Problem 1: Reproduce the passage of the API discussion starting with "For map/reduce views" and going on through "already complex enough.".

Extract to read:
◆ ◆ ◆ ◆

I also agree with Bob and Jan that adding more option to existing endpoint is not the best choice in this particular case. Specifically because the option would be off by default for compatibility reasons. Also adding new options to existing API endpoints complicates maintaining of client libraries.

I think we should come up with a new endpoint name but shouldn't embed index name into it.

I am bad at naming and naming is hard.

/{dbname}/_find_indexed /{dbname}/_select - // inspired by SQL /{dbname}/_find_select - // find using selection of indexes

Let's ask help from @ricellis who has an extensive experience in designing APIs.

The decision whether to keep _find in the future or remove it is out of the scope for this PR.

iilyak avatar Aug 01 '23 19:08 iilyak

The stated purpose of this PR is to allow a user to run a selector against a specific individual index or receive an error stating that the index is not compatible, rather than fallback to a less efficient index.

Let us focus on the best way to achieve that specific goal, and whether to then do so.

Speculation about the future of /dbname/_find has muddied the waters. I am sorry for my part in that.

For map/reduce views and search indexes (either dreyfus/clouseau or nouveau) this is done having the path to the index in the url.

Inventing a third mechanism (as Ilya proposes) for this is not acceptable to me; our API is already complex enough.

If we want a facility to run a selector against a user-selected index, then I only see one way: /db/_design/design-doc/_find/index-name.

If we don't want that, then we need do nothing.

rnewson avatar Aug 01 '23 19:08 rnewson

If we don't want that, then we need do nothing.

◆ ◆ ◆ ◆

Records for this task:
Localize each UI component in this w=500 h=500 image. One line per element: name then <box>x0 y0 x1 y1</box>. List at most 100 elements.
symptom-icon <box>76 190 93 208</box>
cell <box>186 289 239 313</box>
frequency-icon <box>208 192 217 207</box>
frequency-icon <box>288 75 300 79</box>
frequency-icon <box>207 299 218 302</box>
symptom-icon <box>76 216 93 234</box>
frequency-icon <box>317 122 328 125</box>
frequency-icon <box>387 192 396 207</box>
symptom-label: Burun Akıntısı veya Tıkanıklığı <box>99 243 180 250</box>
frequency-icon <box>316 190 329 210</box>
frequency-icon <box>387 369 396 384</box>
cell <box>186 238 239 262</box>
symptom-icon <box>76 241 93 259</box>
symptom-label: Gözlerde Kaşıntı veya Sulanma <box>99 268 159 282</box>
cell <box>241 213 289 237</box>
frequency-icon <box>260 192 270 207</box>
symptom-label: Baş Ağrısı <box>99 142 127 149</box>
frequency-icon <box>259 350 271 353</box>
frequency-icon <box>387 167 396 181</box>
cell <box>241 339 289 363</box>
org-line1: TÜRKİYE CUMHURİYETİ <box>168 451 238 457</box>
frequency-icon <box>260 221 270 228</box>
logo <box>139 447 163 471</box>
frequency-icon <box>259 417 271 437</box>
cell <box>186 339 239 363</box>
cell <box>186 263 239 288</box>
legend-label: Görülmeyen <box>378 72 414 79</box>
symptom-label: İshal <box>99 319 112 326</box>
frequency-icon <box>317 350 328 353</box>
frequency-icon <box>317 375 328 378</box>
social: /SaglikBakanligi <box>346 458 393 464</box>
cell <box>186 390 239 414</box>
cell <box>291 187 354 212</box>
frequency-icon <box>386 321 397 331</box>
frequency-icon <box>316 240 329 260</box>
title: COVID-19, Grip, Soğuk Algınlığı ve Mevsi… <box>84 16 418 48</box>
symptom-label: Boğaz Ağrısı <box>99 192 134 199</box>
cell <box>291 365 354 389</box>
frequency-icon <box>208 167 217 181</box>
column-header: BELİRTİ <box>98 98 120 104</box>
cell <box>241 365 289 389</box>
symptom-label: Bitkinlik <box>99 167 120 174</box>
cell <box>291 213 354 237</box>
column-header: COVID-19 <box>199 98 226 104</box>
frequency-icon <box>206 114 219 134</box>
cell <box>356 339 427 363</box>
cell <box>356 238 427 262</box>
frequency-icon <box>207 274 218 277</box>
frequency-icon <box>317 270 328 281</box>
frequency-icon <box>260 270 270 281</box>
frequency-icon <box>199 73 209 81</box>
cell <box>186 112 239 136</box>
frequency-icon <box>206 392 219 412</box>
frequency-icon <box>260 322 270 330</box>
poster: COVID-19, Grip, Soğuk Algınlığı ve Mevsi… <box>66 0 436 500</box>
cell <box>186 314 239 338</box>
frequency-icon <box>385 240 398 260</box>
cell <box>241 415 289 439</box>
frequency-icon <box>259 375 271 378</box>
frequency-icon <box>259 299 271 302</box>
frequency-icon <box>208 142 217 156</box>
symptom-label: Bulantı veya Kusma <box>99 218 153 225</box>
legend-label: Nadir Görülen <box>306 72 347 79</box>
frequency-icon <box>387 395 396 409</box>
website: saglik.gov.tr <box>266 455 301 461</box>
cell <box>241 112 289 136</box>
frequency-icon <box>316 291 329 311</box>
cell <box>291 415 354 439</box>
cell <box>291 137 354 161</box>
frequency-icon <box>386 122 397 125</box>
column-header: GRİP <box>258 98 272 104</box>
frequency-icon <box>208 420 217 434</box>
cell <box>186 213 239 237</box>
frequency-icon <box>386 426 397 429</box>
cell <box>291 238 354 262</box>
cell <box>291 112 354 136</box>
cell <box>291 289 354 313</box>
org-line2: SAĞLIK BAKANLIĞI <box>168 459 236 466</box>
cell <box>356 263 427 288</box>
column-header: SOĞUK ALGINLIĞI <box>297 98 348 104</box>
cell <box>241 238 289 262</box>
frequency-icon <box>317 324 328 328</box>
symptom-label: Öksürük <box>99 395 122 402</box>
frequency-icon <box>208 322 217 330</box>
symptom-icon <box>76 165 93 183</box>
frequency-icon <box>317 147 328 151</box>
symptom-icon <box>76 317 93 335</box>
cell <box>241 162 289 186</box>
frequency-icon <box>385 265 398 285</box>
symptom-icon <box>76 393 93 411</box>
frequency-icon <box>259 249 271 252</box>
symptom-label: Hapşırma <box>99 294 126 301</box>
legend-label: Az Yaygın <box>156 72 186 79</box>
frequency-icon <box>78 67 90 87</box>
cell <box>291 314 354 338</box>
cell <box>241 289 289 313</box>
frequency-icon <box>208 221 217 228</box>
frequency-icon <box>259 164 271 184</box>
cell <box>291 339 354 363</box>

◆ ◆ ◆ ◆

Problem 2: Format the records as a JSON list of strings, one string per line and no blank lines. Start with the first line of the records and go on through the line with "title: COVID-19, Grip, Soğuk".

Exercise answer 1:
For map/reduce views and search indexes (either dreyfus/clouseau or nouveau) this is done having the path to the index in the url.

Inventing a third mechanism (as Ilya proposes) for this is not acceptable to me; our API is already complex enough.

Exercise answer 2:
[
  "Localize each UI component in this w=500 h=500 image. One line per element: name then <box>x0 y0 x1 y1</box>. List at most 100 elements.",
  "symptom-icon <box>76 190 93 208</box>",
  "cell <box>186 289 239 313</box>",
  "frequency-icon <box>208 192 217 207</box>",
  "frequency-icon <box>288 75 300 79</box>",
  "frequency-icon <box>207 299 218 302</box>",
  "symptom-icon <box>76 216 93 234</box>",
  "frequency-icon <box>317 122 328 125</box>",
  "frequency-icon <box>387 192 396 207</box>",
  "symptom-label: Burun Akıntısı veya Tıkanıklığı <box>99 243 180 250</box>",
  "frequency-icon <box>316 190 329 210</box>",
  "frequency-icon <box>387 369 396 384</box>",
  "cell <box>186 238 239 262</box>",
  "symptom-icon <box>76 241 93 259</box>",
  "symptom-label: Gözlerde Kaşıntı veya Sulanma <box>99 268 159 282</box>",
  "cell <box>241 213 289 237</box>",
  "frequency-icon <box>260 192 270 207</box>",
  "symptom-label: Baş Ağrısı <box>99 142 127 149</box>",
  "frequency-icon <box>259 350 271 353</box>",
  "frequency-icon <box>387 167 396 181</box>",
  "cell <box>241 339 289 363</box>",
  "org-line1: TÜRKİYE CUMHURİYETİ <box>168 451 238 457</box>",
  "frequency-icon <box>260 221 270 228</box>",
  "logo <box>139 447 163 471</box>",
  "frequency-icon <box>259 417 271 437</box>",
  "cell <box>186 339 239 363</box>",
  "cell <box>186 263 239 288</box>",
  "legend-label: Görülmeyen <box>378 72 414 79</box>",
  "symptom-label: İshal <box>99 319 112 326</box>",
  "frequency-icon <box>317 350 328 353</box>",
  "frequency-icon <box>317 375 328 378</box>",
  "social: /SaglikBakanligi <box>346 458 393 464</box>",
  "cell <box>186 390 239 414</box>",
  "cell <box>291 187 354 212</box>",
  "frequency-icon <box>386 321 397 331</box>",
  "frequency-icon <box>316 240 329 260</box>",
  "title: COVID-19, Grip, Soğuk Algınlığı ve Mevsi… <box>84 16 418 48</box>"
]